TASK OBJECTIVE:
Copy the lines below, starting at the line that contains "Extract all elements" and ending at the line that contains "428, 325, 454]". Leave out the pictures.

DATA SECTION:
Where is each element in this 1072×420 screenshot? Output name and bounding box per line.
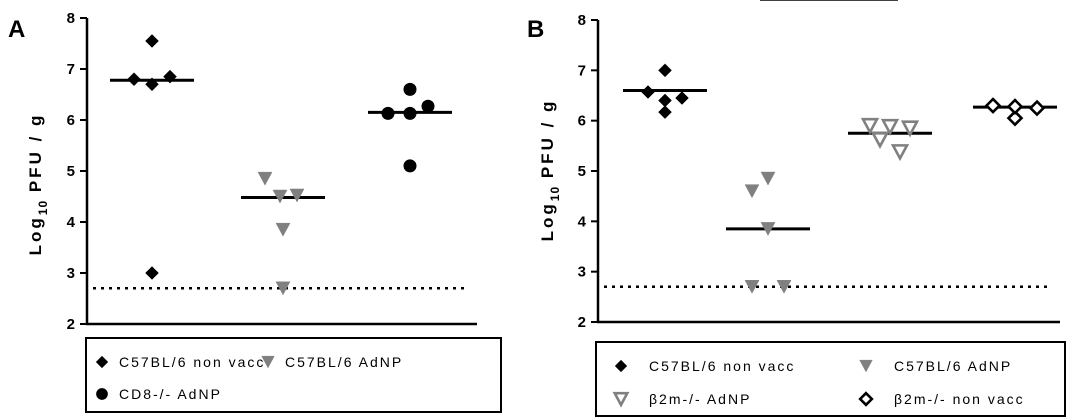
...
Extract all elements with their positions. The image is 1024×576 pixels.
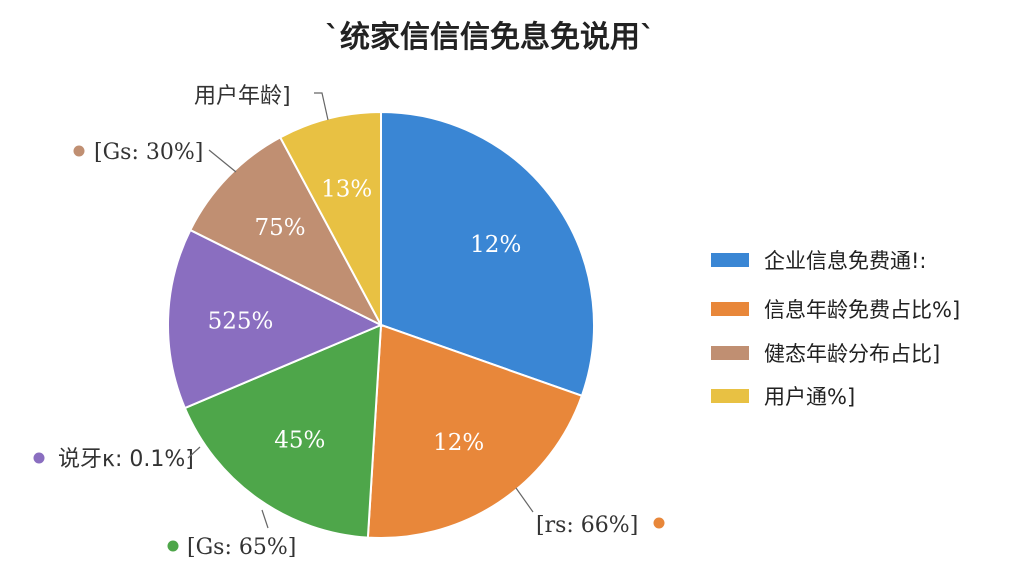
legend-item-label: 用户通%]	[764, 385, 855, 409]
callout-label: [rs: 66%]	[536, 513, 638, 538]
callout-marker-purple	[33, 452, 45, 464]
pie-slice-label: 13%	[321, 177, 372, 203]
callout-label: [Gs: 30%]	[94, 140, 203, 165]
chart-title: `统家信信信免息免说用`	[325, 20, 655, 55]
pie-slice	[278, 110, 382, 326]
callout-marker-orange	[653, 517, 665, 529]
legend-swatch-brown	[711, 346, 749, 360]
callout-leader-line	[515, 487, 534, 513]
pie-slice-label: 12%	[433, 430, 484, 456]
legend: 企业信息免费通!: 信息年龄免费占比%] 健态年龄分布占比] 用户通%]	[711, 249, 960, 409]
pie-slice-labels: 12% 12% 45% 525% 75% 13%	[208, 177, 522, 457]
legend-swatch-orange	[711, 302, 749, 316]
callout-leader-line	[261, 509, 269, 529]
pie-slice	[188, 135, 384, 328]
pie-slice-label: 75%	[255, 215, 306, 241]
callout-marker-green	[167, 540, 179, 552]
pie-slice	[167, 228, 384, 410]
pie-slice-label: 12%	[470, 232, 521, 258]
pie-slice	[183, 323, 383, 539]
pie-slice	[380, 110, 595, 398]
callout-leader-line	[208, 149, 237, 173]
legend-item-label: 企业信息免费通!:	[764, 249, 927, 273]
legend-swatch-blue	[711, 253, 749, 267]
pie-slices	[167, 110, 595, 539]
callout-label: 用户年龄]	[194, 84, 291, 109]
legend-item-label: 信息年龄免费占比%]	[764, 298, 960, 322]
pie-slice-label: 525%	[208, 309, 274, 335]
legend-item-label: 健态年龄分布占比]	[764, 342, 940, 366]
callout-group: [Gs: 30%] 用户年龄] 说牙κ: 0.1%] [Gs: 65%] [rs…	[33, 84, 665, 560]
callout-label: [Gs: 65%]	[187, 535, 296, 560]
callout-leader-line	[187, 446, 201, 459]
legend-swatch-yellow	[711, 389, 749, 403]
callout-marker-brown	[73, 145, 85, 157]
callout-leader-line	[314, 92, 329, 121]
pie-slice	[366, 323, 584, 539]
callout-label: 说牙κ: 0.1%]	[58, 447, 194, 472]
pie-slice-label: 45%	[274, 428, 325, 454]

EXPECTED ANSWER:
Extract all elements with their positions. The image is 1024×576 pixels.
legend-item-label: 用户通%]	[764, 385, 855, 409]
callout-label: [rs: 66%]	[536, 513, 638, 538]
callout-marker-purple	[33, 452, 45, 464]
pie-slice-label: 13%	[321, 177, 372, 203]
callout-label: [Gs: 30%]	[94, 140, 203, 165]
chart-title: `统家信信信免息免说用`	[325, 20, 655, 55]
pie-slice	[278, 110, 382, 326]
callout-marker-orange	[653, 517, 665, 529]
legend-swatch-brown	[711, 346, 749, 360]
callout-leader-line	[515, 487, 534, 513]
pie-slice-label: 12%	[433, 430, 484, 456]
legend: 企业信息免费通!: 信息年龄免费占比%] 健态年龄分布占比] 用户通%]	[711, 249, 960, 409]
pie-slice-labels: 12% 12% 45% 525% 75% 13%	[208, 177, 522, 457]
legend-swatch-orange	[711, 302, 749, 316]
callout-leader-line	[261, 509, 269, 529]
pie-slice	[188, 135, 384, 328]
pie-slice-label: 75%	[255, 215, 306, 241]
callout-marker-green	[167, 540, 179, 552]
pie-slice	[167, 228, 384, 410]
pie-slice-label: 12%	[470, 232, 521, 258]
pie-slice	[183, 323, 383, 539]
pie-slice	[380, 110, 595, 398]
callout-leader-line	[208, 149, 237, 173]
legend-item-label: 企业信息免费通!:	[764, 249, 927, 273]
legend-swatch-blue	[711, 253, 749, 267]
pie-slices	[167, 110, 595, 539]
callout-label: 用户年龄]	[194, 84, 291, 109]
legend-item-label: 信息年龄免费占比%]	[764, 298, 960, 322]
pie-slice-label: 525%	[208, 309, 274, 335]
legend-item-label: 健态年龄分布占比]	[764, 342, 940, 366]
callout-group: [Gs: 30%] 用户年龄] 说牙κ: 0.1%] [Gs: 65%] [rs…	[33, 84, 665, 560]
callout-label: [Gs: 65%]	[187, 535, 296, 560]
callout-leader-line	[187, 446, 201, 459]
legend-swatch-yellow	[711, 389, 749, 403]
callout-marker-brown	[73, 145, 85, 157]
callout-leader-line	[314, 92, 329, 121]
pie-slice	[366, 323, 584, 539]
callout-label: 说牙κ: 0.1%]	[58, 447, 194, 472]
pie-slice-label: 45%	[274, 428, 325, 454]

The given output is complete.